*Task prompt*. Word for word, retype every entry in the listing.

*Entries with figure data*.
----------------
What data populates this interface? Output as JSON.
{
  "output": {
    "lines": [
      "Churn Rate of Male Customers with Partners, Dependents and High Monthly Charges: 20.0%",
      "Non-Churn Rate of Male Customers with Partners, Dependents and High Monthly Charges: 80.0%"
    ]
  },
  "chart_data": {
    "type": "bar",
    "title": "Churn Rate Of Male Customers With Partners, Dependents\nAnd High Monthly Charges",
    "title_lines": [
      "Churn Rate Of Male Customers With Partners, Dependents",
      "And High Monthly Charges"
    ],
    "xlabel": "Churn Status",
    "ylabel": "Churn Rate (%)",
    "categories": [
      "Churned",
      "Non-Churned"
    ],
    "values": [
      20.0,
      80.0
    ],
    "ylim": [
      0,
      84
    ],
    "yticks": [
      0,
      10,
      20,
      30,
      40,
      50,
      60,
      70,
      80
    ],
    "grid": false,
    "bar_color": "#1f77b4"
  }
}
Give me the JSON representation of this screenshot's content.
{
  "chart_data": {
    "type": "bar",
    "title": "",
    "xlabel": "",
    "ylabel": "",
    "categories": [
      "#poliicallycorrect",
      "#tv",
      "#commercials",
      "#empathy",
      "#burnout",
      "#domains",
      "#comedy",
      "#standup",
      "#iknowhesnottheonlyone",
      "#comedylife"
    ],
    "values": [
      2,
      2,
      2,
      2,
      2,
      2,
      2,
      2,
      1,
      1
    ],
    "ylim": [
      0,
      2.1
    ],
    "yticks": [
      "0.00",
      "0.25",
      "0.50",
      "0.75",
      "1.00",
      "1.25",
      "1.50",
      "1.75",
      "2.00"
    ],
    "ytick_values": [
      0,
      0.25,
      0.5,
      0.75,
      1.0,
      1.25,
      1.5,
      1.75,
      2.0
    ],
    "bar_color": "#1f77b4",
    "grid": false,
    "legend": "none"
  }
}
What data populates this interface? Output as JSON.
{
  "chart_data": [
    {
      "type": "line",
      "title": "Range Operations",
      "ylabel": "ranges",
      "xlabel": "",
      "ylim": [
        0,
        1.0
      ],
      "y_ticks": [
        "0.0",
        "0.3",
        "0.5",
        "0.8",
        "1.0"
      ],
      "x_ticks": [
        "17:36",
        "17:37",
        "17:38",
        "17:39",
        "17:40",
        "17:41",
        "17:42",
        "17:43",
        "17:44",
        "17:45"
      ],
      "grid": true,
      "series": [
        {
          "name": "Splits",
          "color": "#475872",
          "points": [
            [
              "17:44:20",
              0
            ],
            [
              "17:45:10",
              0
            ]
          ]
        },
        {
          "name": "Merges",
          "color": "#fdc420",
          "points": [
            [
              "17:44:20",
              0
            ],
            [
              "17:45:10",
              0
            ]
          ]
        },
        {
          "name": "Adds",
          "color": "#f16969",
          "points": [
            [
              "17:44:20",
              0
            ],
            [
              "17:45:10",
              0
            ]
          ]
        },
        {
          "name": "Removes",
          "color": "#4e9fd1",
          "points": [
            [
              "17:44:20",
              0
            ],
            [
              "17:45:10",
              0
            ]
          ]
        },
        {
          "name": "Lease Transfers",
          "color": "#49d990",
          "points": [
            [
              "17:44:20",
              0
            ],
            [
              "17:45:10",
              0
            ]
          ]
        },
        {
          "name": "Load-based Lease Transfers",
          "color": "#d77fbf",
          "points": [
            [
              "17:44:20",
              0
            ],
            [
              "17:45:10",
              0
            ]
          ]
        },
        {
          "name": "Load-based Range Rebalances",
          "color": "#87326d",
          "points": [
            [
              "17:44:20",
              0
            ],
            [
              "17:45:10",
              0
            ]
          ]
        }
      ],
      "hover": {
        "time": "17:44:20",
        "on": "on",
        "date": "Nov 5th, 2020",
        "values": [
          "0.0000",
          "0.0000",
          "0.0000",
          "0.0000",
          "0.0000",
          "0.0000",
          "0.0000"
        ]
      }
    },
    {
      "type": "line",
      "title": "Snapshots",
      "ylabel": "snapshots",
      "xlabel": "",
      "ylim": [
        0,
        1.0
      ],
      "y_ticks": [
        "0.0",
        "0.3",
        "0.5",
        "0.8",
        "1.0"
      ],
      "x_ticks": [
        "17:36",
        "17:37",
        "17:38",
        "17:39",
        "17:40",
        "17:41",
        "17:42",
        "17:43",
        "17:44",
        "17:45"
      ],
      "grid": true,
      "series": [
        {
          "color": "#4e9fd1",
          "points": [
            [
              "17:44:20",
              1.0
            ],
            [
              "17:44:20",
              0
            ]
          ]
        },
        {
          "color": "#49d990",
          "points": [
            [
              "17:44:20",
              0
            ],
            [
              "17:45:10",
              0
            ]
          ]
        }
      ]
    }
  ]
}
----------------
*Problem solution*.
What data populates this interface? Output as JSON.
{
  "output": {
    "lines": [
      "Churn Rate of Male Customers with Partners, Dependents and High Monthly Charges: 20.0%",
      "Non-Churn Rate of Male Customers with Partners, Dependents and High Monthly Charges: 80.0%"
    ]
  },
  "chart_data": {
    "type": "bar",
    "title": "Churn Rate Of Male Customers With Partners, Dependents\nAnd High Monthly Charges",
    "title_lines": [
      "Churn Rate Of Male Customers With Partners, Dependents",
      "And High Monthly Charges"
    ],
    "xlabel": "Churn Status",
    "ylabel": "Churn Rate (%)",
    "categories": [
      "Churned",
      "Non-Churned"
    ],
    "values": [
      20.0,
      80.0
    ],
    "ylim": [
      0,
      84
    ],
    "yticks": [
      0,
      10,
      20,
      30,
      40,
      50,
      60,
      70,
      80
    ],
    "grid": false,
    "bar_color": "#1f77b4"
  }
}
Give me the JSON representation of this screenshot's content.
{
  "chart_data": {
    "type": "bar",
    "title": "",
    "xlabel": "",
    "ylabel": "",
    "categories": [
      "#poliicallycorrect",
      "#tv",
      "#commercials",
      "#empathy",
      "#burnout",
      "#domains",
      "#comedy",
      "#standup",
      "#iknowhesnottheonlyone",
      "#comedylife"
    ],
    "values": [
      2,
      2,
      2,
      2,
      2,
      2,
      2,
      2,
      1,
      1
    ],
    "ylim": [
      0,
      2.1
    ],
    "yticks": [
      "0.00",
      "0.25",
      "0.50",
      "0.75",
      "1.00",
      "1.25",
      "1.50",
      "1.75",
      "2.00"
    ],
    "ytick_values": [
      0,
      0.25,
      0.5,
      0.75,
      1.0,
      1.25,
      1.5,
      1.75,
      2.0
    ],
    "bar_color": "#1f77b4",
    "grid": false,
    "legend": "none"
  }
}
What data populates this interface? Output as JSON.
{
  "chart_data": [
    {
      "type": "line",
      "title": "Range Operations",
      "ylabel": "ranges",
      "xlabel": "",
      "ylim": [
        0,
        1.0
      ],
      "y_ticks": [
        "0.0",
        "0.3",
        "0.5",
        "0.8",
        "1.0"
      ],
      "x_ticks": [
        "17:36",
        "17:37",
        "17:38",
        "17:39",
        "17:40",
        "17:41",
        "17:42",
        "17:43",
        "17:44",
        "17:45"
      ],
      "grid": true,
      "series": [
        {
          "name": "Splits",
          "color": "#475872",
          "points": [
            [
              "17:44:20",
              0
            ],
            [
              "17:45:10",
              0
            ]
          ]
        },
        {
          "name": "Merges",
          "color": "#fdc420",
          "points": [
            [
              "17:44:20",
              0
            ],
            [
              "17:45:10",
              0
            ]
          ]
        },
        {
          "name": "Adds",
          "color": "#f16969",
          "points": [
            [
              "17:44:20",
              0
            ],
            [
              "17:45:10",
              0
            ]
          ]
        },
        {
          "name": "Removes",
          "color": "#4e9fd1",
          "points": [
            [
              "17:44:20",
              0
            ],
            [
              "17:45:10",
              0
            ]
          ]
        },
        {
          "name": "Lease Transfers",
          "color": "#49d990",
          "points": [
            [
              "17:44:20",
              0
            ],
            [
              "17:45:10",
              0
            ]
          ]
        },
        {
          "name": "Load-based Lease Transfers",
          "color": "#d77fbf",
          "points": [
            [
              "17:44:20",
              0
            ],
            [
              "17:45:10",
              0
            ]
          ]
        },
        {
          "name": "Load-based Range Rebalances",
          "color": "#87326d",
          "points": [
            [
              "17:44:20",
              0
            ],
            [
              "17:45:10",
              0
            ]
          ]
        }
      ],
      "hover": {
        "time": "17:44:20",
        "on": "on",
        "date": "Nov 5th, 2020",
        "values": [
          "0.0000",
          "0.0000",
          "0.0000",
          "0.0000",
          "0.0000",
          "0.0000",
          "0.0000"
        ]
      }
    },
    {
      "type": "line",
      "title": "Snapshots",
      "ylabel": "snapshots",
      "xlabel": "",
      "ylim": [
        0,
        1.0
      ],
      "y_ticks": [
        "0.0",
        "0.3",
        "0.5",
        "0.8",
        "1.0"
      ],
      "x_ticks": [
        "17:36",
        "17:37",
        "17:38",
        "17:39",
        "17:40",
        "17:41",
        "17:42",
        "17:43",
        "17:44",
        "17:45"
      ],
      "grid": true,
      "series": [
        {
          "color": "#4e9fd1",
          "points": [
            [
              "17:44:20",
              1.0
            ],
            [
              "17:44:20",
              0
            ]
          ]
        },
        {
          "color": "#49d990",
          "points": [
            [
              "17:44:20",
              0
            ],
            [
              "17:45:10",
              0
            ]
          ]
        }
      ]
    }
  ]
}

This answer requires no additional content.